:: Written task ::
Only the number is wanted: how many lines of the data contain "皮肤修复敷料品牌各天猫旗舰店销售额"?

:: Figure collection entries ::
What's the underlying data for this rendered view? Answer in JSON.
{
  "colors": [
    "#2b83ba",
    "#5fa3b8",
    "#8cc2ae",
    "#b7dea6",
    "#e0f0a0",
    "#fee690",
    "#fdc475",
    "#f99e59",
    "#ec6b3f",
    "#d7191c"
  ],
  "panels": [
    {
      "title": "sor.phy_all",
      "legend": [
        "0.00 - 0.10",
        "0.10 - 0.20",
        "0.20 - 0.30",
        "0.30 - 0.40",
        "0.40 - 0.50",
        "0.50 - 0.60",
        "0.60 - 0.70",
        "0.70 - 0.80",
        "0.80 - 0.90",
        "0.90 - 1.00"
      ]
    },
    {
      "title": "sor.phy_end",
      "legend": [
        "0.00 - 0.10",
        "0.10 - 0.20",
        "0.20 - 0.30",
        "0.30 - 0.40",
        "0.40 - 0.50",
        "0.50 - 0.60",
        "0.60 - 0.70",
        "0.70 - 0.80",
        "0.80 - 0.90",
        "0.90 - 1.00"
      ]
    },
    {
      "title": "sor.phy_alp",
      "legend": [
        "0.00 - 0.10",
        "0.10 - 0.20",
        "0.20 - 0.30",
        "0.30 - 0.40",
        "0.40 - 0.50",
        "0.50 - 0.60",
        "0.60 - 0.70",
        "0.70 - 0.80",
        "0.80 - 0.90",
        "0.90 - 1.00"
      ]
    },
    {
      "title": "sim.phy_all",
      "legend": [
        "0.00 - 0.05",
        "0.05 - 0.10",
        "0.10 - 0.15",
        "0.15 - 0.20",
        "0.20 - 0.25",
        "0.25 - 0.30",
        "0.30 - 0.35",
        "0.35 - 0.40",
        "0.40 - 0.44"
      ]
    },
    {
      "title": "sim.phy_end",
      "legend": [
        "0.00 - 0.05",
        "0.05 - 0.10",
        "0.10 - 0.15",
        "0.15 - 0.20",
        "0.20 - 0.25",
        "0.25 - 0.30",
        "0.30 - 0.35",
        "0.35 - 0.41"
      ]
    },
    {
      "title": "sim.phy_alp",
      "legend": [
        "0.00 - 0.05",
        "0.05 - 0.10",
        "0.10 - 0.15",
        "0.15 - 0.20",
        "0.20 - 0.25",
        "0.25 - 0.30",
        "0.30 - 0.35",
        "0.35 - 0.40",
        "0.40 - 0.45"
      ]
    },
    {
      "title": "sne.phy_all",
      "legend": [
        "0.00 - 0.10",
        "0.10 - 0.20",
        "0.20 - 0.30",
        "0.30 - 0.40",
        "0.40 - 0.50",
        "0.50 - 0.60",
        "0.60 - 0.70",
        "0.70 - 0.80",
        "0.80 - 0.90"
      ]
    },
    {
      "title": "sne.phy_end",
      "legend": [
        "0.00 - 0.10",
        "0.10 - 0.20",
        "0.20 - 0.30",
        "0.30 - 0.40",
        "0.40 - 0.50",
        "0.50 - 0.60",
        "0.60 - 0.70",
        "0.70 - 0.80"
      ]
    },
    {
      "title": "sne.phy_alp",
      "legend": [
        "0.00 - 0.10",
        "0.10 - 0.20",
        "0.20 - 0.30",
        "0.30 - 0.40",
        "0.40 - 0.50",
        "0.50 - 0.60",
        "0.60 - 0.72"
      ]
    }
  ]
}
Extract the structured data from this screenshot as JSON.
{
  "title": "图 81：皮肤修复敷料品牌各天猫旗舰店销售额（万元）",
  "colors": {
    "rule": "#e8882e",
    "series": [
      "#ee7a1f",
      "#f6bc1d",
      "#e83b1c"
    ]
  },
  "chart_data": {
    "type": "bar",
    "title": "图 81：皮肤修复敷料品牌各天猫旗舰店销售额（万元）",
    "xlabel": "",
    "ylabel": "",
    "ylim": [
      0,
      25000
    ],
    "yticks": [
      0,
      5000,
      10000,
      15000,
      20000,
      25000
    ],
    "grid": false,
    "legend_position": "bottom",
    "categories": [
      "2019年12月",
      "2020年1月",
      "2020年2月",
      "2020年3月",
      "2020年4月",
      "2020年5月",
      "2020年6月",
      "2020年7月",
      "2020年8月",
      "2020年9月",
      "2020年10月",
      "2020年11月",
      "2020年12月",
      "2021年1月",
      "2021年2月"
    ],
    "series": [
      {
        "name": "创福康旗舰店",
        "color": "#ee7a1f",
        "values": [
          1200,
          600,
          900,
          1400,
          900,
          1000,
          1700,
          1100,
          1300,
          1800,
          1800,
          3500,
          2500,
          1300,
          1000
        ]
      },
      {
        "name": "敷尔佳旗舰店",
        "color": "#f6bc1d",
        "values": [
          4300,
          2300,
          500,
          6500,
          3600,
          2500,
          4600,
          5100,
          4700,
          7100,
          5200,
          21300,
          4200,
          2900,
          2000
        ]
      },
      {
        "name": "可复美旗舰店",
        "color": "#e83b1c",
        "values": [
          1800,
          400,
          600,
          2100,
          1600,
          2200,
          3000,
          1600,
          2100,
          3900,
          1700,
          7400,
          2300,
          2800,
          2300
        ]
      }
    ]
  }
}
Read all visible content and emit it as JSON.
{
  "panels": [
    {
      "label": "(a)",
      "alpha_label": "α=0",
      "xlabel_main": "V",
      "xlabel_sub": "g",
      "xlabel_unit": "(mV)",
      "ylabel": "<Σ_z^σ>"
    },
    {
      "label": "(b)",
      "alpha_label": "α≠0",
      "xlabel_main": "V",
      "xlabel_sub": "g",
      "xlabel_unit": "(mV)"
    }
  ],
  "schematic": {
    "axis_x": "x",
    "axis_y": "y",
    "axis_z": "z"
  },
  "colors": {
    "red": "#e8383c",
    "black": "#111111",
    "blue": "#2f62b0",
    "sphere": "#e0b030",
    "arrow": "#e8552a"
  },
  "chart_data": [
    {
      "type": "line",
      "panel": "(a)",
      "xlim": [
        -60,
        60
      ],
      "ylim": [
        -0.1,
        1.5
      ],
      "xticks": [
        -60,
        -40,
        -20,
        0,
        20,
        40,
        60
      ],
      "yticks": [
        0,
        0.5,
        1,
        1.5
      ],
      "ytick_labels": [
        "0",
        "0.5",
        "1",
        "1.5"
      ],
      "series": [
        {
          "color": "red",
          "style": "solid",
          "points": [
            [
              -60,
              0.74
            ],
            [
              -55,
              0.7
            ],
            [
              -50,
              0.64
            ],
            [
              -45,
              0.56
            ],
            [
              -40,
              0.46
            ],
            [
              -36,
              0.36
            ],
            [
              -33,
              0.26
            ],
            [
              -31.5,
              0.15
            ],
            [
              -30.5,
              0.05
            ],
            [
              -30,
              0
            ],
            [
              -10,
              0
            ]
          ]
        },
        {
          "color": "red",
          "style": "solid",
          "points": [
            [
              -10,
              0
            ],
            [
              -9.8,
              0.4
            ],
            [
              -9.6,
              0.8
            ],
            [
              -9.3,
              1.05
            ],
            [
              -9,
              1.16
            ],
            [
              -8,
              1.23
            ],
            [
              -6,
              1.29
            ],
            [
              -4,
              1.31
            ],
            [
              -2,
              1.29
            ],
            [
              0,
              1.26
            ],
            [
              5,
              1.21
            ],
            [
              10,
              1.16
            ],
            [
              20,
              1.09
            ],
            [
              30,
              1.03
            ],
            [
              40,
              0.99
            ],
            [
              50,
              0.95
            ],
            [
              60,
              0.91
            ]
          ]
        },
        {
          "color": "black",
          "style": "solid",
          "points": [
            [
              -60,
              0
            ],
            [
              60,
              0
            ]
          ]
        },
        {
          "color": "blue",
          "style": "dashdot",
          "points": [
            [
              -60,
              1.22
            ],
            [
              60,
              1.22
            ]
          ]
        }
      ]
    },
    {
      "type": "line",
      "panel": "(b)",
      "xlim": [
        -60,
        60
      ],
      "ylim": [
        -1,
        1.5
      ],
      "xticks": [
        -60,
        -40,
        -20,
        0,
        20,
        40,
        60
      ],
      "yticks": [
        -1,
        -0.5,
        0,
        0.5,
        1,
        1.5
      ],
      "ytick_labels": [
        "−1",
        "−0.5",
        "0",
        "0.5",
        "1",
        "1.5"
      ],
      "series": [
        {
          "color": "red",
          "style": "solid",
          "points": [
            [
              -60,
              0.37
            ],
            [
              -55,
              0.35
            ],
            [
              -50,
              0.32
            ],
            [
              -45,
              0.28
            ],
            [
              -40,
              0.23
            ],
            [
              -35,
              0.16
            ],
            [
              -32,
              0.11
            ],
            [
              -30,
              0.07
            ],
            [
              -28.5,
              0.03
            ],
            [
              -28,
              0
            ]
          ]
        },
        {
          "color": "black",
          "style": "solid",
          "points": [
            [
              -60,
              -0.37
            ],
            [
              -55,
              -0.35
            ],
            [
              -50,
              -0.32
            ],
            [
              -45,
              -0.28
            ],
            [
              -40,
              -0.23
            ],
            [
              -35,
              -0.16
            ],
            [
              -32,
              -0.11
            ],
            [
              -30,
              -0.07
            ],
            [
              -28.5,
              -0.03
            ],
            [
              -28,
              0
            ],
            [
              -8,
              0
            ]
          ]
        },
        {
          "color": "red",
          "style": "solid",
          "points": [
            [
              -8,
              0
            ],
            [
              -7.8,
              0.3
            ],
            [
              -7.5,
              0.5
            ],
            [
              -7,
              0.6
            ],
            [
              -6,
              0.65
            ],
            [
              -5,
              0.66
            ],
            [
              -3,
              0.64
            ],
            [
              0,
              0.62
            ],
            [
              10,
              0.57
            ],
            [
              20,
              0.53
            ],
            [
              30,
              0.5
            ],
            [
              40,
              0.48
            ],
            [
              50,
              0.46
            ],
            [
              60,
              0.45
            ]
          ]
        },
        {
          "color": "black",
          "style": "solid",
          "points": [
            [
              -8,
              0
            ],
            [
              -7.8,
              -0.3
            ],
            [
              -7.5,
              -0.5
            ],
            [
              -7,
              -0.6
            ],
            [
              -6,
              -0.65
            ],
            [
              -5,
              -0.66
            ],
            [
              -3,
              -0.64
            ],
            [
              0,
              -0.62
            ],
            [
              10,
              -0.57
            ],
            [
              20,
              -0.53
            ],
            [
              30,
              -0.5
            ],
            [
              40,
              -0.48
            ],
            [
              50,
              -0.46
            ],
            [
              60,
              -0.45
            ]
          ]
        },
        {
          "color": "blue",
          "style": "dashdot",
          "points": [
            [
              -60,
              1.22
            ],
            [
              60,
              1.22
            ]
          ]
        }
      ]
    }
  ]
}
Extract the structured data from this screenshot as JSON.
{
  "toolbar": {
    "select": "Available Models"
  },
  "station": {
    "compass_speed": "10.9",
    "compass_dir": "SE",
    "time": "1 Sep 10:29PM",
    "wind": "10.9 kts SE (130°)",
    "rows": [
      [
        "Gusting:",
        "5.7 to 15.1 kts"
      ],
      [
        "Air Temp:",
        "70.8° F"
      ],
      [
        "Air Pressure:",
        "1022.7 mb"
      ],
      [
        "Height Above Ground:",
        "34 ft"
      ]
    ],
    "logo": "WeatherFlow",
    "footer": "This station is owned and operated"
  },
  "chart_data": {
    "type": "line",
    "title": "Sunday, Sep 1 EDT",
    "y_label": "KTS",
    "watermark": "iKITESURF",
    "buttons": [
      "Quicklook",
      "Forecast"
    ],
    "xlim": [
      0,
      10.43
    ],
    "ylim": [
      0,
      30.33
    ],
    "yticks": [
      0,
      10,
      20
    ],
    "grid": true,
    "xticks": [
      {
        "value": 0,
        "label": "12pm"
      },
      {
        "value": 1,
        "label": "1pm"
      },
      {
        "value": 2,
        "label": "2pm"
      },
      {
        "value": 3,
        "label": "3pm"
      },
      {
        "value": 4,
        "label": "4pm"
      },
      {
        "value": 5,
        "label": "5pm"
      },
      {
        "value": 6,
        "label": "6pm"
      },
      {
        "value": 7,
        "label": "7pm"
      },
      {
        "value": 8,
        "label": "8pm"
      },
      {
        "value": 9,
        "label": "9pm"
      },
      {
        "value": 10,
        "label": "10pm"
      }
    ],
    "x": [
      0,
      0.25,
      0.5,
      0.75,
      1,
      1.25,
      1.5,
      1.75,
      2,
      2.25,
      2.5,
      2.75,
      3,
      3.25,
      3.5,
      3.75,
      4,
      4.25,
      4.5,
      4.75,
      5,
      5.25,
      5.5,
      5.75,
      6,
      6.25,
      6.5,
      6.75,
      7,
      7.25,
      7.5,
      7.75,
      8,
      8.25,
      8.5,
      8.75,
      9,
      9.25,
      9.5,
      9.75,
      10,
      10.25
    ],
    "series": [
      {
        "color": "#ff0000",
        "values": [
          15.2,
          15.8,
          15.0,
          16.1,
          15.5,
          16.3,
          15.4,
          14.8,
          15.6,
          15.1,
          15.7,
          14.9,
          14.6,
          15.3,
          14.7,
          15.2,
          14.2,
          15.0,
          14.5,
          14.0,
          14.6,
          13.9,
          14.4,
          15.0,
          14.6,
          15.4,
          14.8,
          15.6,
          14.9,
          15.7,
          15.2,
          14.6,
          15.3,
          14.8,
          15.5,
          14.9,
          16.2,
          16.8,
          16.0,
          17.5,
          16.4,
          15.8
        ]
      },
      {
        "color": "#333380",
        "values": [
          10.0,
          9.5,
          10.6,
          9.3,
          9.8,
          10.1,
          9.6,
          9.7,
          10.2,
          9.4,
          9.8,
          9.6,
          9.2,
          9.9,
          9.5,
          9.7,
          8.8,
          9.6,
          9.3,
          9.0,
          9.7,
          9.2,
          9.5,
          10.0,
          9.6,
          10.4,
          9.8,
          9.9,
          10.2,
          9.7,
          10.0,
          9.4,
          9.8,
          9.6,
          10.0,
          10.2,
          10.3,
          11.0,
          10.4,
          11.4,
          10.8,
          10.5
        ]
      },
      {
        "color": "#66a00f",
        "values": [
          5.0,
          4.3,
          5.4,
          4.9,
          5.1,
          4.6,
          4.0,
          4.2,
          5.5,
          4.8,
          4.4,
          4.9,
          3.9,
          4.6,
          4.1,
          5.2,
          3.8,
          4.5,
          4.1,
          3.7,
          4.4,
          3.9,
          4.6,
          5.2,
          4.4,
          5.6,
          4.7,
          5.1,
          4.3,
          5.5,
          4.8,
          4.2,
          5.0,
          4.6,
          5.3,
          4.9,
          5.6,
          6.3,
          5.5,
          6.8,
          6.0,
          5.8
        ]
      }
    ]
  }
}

:: Task result ::
2